# Exercise input start

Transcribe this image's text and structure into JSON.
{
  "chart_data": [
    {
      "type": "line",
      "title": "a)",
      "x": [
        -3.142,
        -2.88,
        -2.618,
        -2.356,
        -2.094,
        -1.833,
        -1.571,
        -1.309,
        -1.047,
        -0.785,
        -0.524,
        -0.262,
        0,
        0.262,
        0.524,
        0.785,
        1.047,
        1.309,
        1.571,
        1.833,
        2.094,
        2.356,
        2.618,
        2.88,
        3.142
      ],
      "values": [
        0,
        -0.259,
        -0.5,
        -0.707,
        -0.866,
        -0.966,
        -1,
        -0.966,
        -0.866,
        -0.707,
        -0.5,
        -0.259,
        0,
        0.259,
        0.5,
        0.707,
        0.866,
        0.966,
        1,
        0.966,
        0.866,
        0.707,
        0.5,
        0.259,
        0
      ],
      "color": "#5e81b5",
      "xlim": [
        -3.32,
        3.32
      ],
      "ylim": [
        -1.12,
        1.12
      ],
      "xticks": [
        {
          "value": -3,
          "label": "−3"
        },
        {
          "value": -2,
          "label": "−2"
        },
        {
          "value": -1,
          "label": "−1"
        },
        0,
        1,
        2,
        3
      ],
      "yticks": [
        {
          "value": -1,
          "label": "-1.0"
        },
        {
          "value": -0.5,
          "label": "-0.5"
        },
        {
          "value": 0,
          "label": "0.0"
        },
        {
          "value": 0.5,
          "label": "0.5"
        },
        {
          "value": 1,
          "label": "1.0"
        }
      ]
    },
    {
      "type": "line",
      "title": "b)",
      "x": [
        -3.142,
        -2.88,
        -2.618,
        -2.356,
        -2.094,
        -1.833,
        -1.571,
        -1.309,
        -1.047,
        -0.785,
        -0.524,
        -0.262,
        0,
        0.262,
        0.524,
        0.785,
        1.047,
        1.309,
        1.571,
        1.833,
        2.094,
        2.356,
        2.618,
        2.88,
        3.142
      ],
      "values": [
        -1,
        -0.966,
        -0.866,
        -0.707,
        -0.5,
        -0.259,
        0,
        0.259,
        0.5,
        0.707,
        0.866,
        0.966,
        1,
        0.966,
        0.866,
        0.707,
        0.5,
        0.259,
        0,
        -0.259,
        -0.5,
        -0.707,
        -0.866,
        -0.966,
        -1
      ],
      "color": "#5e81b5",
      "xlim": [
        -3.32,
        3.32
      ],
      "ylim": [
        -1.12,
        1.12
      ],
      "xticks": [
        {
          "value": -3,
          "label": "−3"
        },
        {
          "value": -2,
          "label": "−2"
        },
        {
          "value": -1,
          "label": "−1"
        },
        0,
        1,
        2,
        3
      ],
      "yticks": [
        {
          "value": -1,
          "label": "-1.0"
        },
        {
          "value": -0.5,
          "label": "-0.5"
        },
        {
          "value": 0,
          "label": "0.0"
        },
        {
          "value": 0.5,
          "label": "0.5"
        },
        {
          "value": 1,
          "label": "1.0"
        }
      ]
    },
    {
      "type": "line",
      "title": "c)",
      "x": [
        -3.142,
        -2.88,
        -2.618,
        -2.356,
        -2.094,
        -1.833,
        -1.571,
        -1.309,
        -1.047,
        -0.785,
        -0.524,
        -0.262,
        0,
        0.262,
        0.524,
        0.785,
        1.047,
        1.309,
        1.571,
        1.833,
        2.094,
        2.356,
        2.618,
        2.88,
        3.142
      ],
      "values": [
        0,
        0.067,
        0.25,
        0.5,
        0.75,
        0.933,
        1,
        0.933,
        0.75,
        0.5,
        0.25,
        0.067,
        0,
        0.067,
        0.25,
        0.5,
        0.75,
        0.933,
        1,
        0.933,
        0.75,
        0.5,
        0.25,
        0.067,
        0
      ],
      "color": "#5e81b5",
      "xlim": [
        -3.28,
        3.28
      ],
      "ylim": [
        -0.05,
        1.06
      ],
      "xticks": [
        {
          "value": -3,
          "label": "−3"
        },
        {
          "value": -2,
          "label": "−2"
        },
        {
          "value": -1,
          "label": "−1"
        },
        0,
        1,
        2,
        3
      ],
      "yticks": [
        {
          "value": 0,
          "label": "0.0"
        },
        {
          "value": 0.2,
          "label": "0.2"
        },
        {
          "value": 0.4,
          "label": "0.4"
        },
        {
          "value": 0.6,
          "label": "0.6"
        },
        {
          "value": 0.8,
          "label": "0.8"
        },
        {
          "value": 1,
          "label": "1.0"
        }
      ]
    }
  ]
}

# Exercise input end

» What is required: Transcribe every entry word for word.

» Solution to this exercise:
Transcribe this image's text and structure into JSON.
{
  "chart_data": [
    {
      "type": "line",
      "title": "a)",
      "x": [
        -3.142,
        -2.88,
        -2.618,
        -2.356,
        -2.094,
        -1.833,
        -1.571,
        -1.309,
        -1.047,
        -0.785,
        -0.524,
        -0.262,
        0,
        0.262,
        0.524,
        0.785,
        1.047,
        1.309,
        1.571,
        1.833,
        2.094,
        2.356,
        2.618,
        2.88,
        3.142
      ],
      "values": [
        0,
        -0.259,
        -0.5,
        -0.707,
        -0.866,
        -0.966,
        -1,
        -0.966,
        -0.866,
        -0.707,
        -0.5,
        -0.259,
        0,
        0.259,
        0.5,
        0.707,
        0.866,
        0.966,
        1,
        0.966,
        0.866,
        0.707,
        0.5,
        0.259,
        0
      ],
      "color": "#5e81b5",
      "xlim": [
        -3.32,
        3.32
      ],
      "ylim": [
        -1.12,
        1.12
      ],
      "xticks": [
        {
          "value": -3,
          "label": "−3"
        },
        {
          "value": -2,
          "label": "−2"
        },
        {
          "value": -1,
          "label": "−1"
        },
        0,
        1,
        2,
        3
      ],
      "yticks": [
        {
          "value": -1,
          "label": "-1.0"
        },
        {
          "value": -0.5,
          "label": "-0.5"
        },
        {
          "value": 0,
          "label": "0.0"
        },
        {
          "value": 0.5,
          "label": "0.5"
        },
        {
          "value": 1,
          "label": "1.0"
        }
      ]
    },
    {
      "type": "line",
      "title": "b)",
      "x": [
        -3.142,
        -2.88,
        -2.618,
        -2.356,
        -2.094,
        -1.833,
        -1.571,
        -1.309,
        -1.047,
        -0.785,
        -0.524,
        -0.262,
        0,
        0.262,
        0.524,
        0.785,
        1.047,
        1.309,
        1.571,
        1.833,
        2.094,
        2.356,
        2.618,
        2.88,
        3.142
      ],
      "values": [
        -1,
        -0.966,
        -0.866,
        -0.707,
        -0.5,
        -0.259,
        0,
        0.259,
        0.5,
        0.707,
        0.866,
        0.966,
        1,
        0.966,
        0.866,
        0.707,
        0.5,
        0.259,
        0,
        -0.259,
        -0.5,
        -0.707,
        -0.866,
        -0.966,
        -1
      ],
      "color": "#5e81b5",
      "xlim": [
        -3.32,
        3.32
      ],
      "ylim": [
        -1.12,
        1.12
      ],
      "xticks": [
        {
          "value": -3,
          "label": "−3"
        },
        {
          "value": -2,
          "label": "−2"
        },
        {
          "value": -1,
          "label": "−1"
        },
        0,
        1,
        2,
        3
      ],
      "yticks": [
        {
          "value": -1,
          "label": "-1.0"
        },
        {
          "value": -0.5,
          "label": "-0.5"
        },
        {
          "value": 0,
          "label": "0.0"
        },
        {
          "value": 0.5,
          "label": "0.5"
        },
        {
          "value": 1,
          "label": "1.0"
        }
      ]
    },
    {
      "type": "line",
      "title": "c)",
      "x": [
        -3.142,
        -2.88,
        -2.618,
        -2.356,
        -2.094,
        -1.833,
        -1.571,
        -1.309,
        -1.047,
        -0.785,
        -0.524,
        -0.262,
        0,
        0.262,
        0.524,
        0.785,
        1.047,
        1.309,
        1.571,
        1.833,
        2.094,
        2.356,
        2.618,
        2.88,
        3.142
      ],
      "values": [
        0,
        0.067,
        0.25,
        0.5,
        0.75,
        0.933,
        1,
        0.933,
        0.75,
        0.5,
        0.25,
        0.067,
        0,
        0.067,
        0.25,
        0.5,
        0.75,
        0.933,
        1,
        0.933,
        0.75,
        0.5,
        0.25,
        0.067,
        0
      ],
      "color": "#5e81b5",
      "xlim": [
        -3.28,
        3.28
      ],
      "ylim": [
        -0.05,
        1.06
      ],
      "xticks": [
        {
          "value": -3,
          "label": "−3"
        },
        {
          "value": -2,
          "label": "−2"
        },
        {
          "value": -1,
          "label": "−1"
        },
        0,
        1,
        2,
        3
      ],
      "yticks": [
        {
          "value": 0,
          "label": "0.0"
        },
        {
          "value": 0.2,
          "label": "0.2"
        },
        {
          "value": 0.4,
          "label": "0.4"
        },
        {
          "value": 0.6,
          "label": "0.6"
        },
        {
          "value": 0.8,
          "label": "0.8"
        },
        {
          "value": 1,
          "label": "1.0"
        }
      ]
    }
  ]
}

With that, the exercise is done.